--- Start of Material for this task ---
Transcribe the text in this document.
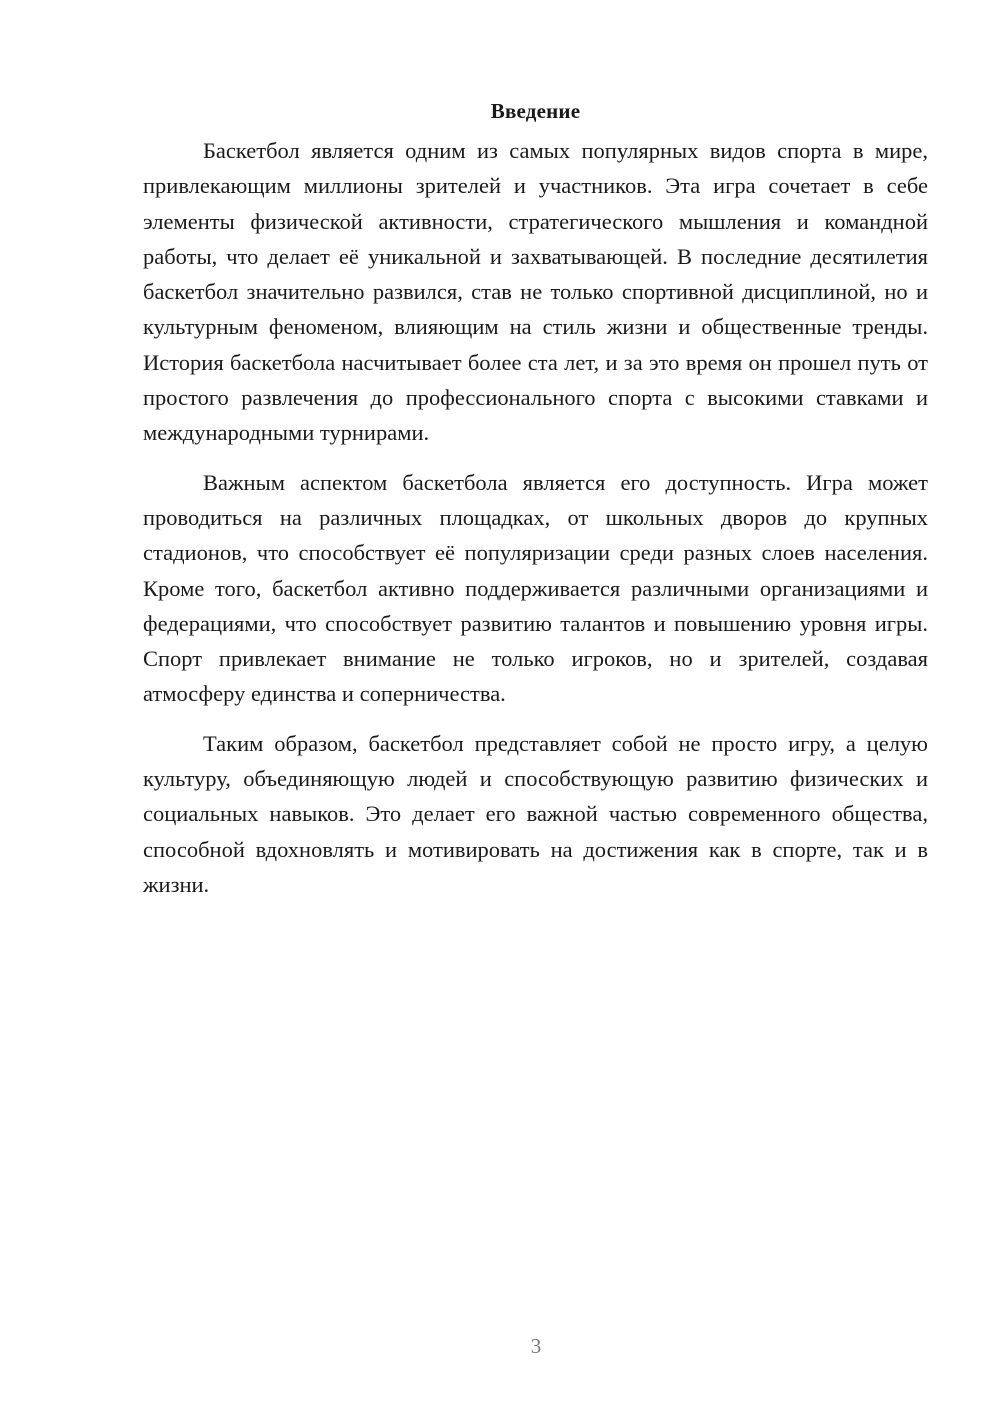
Введение

Баскетбол является одним из самых популярных видов спорта в мире, привлекающим миллионы зрителей и участников. Эта игра сочетает в себе элементы физической активности, стратегического мышления и командной работы, что делает её уникальной и захватывающей. В последние десятилетия баскетбол значительно развился, став не только спортивной дисциплиной, но и культурным феноменом, влияющим на стиль жизни и общественные тренды. История баскетбола насчитывает более ста лет, и за это время он прошел путь от простого развлечения до профессионального спорта с высокими ставками и международными турнирами.

Важным аспектом баскетбола является его доступность. Игра может проводиться на различных площадках, от школьных дворов до крупных стадионов, что способствует её популяризации среди разных слоев населения. Кроме того, баскетбол активно поддерживается различными организациями и федерациями, что способствует развитию талантов и повышению уровня игры. Спорт привлекает внимание не только игроков, но и зрителей, создавая атмосферу единства и соперничества.

Таким образом, баскетбол представляет собой не просто игру, а целую культуру, объединяющую людей и способствующую развитию физических и социальных навыков. Это делает его важной частью современного общества, способной вдохновлять и мотивировать на достижения как в спорте, так и в жизни.

3
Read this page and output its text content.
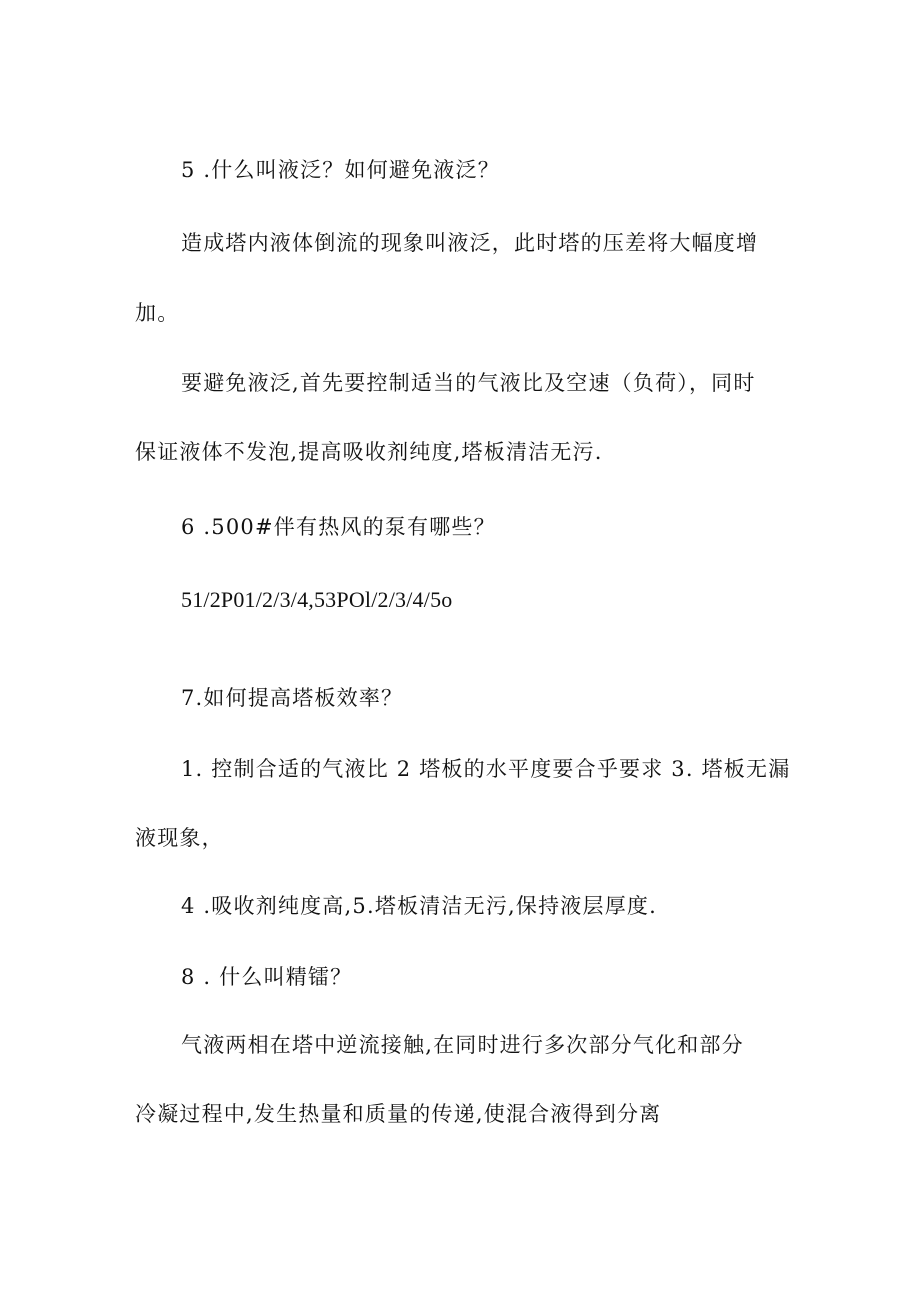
5 .什么叫液泛？如何避免液泛？
造成塔内液体倒流的现象叫液泛，此时塔的压差将大幅度增
加。
要避免液泛,首先要控制适当的气液比及空速（负荷），同时
保证液体不发泡,提高吸收剂纯度,塔板清洁无污.
6 .500#伴有热风的泵有哪些？
51/2P01/2/3/4,53POl/2/3/4/5o
7.如何提高塔板效率？
1. 控制合适的气液比 2 塔板的水平度要合乎要求 3. 塔板无漏
液现象，
4 .吸收剂纯度高,5.塔板清洁无污,保持液层厚度.
8 . 什么叫精镭？
气液两相在塔中逆流接触,在同时进行多次部分气化和部分
冷凝过程中,发生热量和质量的传递,使混合液得到分离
--- End of Material for this task ---
# Aim
State only the count of lines above that hold the string "развитию".

# Exercise output
2